» **PROBLEM REQUIREMENTS**: Write the material out again, line by line, exactly as it is.

» **GIVEN DATA**:
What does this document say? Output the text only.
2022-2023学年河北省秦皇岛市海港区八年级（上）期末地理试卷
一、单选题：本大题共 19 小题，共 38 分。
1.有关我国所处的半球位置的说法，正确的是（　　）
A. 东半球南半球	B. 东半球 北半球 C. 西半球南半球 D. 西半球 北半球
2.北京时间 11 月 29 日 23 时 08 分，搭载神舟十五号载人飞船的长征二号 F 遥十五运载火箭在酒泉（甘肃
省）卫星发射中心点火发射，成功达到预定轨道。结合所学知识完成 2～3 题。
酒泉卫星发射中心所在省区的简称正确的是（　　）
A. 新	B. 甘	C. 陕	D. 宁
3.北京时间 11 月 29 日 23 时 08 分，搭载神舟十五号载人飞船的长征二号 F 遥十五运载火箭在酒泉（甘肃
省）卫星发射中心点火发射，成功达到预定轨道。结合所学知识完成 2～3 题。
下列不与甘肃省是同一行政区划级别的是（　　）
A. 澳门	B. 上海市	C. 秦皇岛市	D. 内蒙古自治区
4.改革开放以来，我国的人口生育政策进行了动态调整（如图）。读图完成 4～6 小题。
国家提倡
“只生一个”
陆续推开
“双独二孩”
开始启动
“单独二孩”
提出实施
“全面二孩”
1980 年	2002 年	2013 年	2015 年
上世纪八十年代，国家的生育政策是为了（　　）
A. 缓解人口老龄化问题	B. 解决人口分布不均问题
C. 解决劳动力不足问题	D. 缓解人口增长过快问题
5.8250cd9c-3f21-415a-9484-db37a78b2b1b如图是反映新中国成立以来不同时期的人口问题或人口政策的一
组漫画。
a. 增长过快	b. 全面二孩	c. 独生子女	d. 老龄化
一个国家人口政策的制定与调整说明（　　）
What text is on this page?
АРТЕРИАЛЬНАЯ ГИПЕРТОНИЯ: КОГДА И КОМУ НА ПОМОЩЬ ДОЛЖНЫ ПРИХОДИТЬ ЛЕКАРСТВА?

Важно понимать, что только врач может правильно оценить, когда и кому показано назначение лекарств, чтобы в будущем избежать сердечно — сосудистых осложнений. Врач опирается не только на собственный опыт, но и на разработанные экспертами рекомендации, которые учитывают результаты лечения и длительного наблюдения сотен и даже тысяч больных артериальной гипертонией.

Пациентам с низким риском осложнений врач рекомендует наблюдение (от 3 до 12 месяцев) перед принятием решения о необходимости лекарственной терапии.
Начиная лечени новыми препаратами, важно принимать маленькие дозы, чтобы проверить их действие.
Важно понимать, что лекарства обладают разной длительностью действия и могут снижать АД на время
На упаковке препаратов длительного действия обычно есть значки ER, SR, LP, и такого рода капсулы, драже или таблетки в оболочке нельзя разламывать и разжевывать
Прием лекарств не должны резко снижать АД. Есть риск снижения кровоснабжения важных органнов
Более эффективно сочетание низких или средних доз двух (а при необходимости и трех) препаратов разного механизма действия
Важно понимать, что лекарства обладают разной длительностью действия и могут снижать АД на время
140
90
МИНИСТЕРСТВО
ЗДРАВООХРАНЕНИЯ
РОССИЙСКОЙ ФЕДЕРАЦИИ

» **COMPLETED TASK**:
What does this document say? Output the text only.
2022-2023学年河北省秦皇岛市海港区八年级（上）期末地理试卷
一、单选题：本大题共 19 小题，共 38 分。
1.有关我国所处的半球位置的说法，正确的是（　　）
A. 东半球南半球	B. 东半球 北半球 C. 西半球南半球 D. 西半球 北半球
2.北京时间 11 月 29 日 23 时 08 分，搭载神舟十五号载人飞船的长征二号 F 遥十五运载火箭在酒泉（甘肃
省）卫星发射中心点火发射，成功达到预定轨道。结合所学知识完成 2～3 题。
酒泉卫星发射中心所在省区的简称正确的是（　　）
A. 新	B. 甘	C. 陕	D. 宁
3.北京时间 11 月 29 日 23 时 08 分，搭载神舟十五号载人飞船的长征二号 F 遥十五运载火箭在酒泉（甘肃
省）卫星发射中心点火发射，成功达到预定轨道。结合所学知识完成 2～3 题。
下列不与甘肃省是同一行政区划级别的是（　　）
A. 澳门	B. 上海市	C. 秦皇岛市	D. 内蒙古自治区
4.改革开放以来，我国的人口生育政策进行了动态调整（如图）。读图完成 4～6 小题。
国家提倡
“只生一个”
陆续推开
“双独二孩”
开始启动
“单独二孩”
提出实施
“全面二孩”
1980 年	2002 年	2013 年	2015 年
上世纪八十年代，国家的生育政策是为了（　　）
A. 缓解人口老龄化问题	B. 解决人口分布不均问题
C. 解决劳动力不足问题	D. 缓解人口增长过快问题
5.8250cd9c-3f21-415a-9484-db37a78b2b1b如图是反映新中国成立以来不同时期的人口问题或人口政策的一
组漫画。
a. 增长过快	b. 全面二孩	c. 独生子女	d. 老龄化
一个国家人口政策的制定与调整说明（　　）
What text is on this page?
АРТЕРИАЛЬНАЯ ГИПЕРТОНИЯ: КОГДА И КОМУ НА ПОМОЩЬ ДОЛЖНЫ ПРИХОДИТЬ ЛЕКАРСТВА?

Важно понимать, что только врач может правильно оценить, когда и кому показано назначение лекарств, чтобы в будущем избежать сердечно — сосудистых осложнений. Врач опирается не только на собственный опыт, но и на разработанные экспертами рекомендации, которые учитывают результаты лечения и длительного наблюдения сотен и даже тысяч больных артериальной гипертонией.

Пациентам с низким риском осложнений врач рекомендует наблюдение (от 3 до 12 месяцев) перед принятием решения о необходимости лекарственной терапии.
Начиная лечени новыми препаратами, важно принимать маленькие дозы, чтобы проверить их действие.
Важно понимать, что лекарства обладают разной длительностью действия и могут снижать АД на время
На упаковке препаратов длительного действия обычно есть значки ER, SR, LP, и такого рода капсулы, драже или таблетки в оболочке нельзя разламывать и разжевывать
Прием лекарств не должны резко снижать АД. Есть риск снижения кровоснабжения важных органнов
Более эффективно сочетание низких или средних доз двух (а при необходимости и трех) препаратов разного механизма действия
Важно понимать, что лекарства обладают разной длительностью действия и могут снижать АД на время
140
90
МИНИСТЕРСТВО
ЗДРАВООХРАНЕНИЯ
РОССИЙСКОЙ ФЕДЕРАЦИИ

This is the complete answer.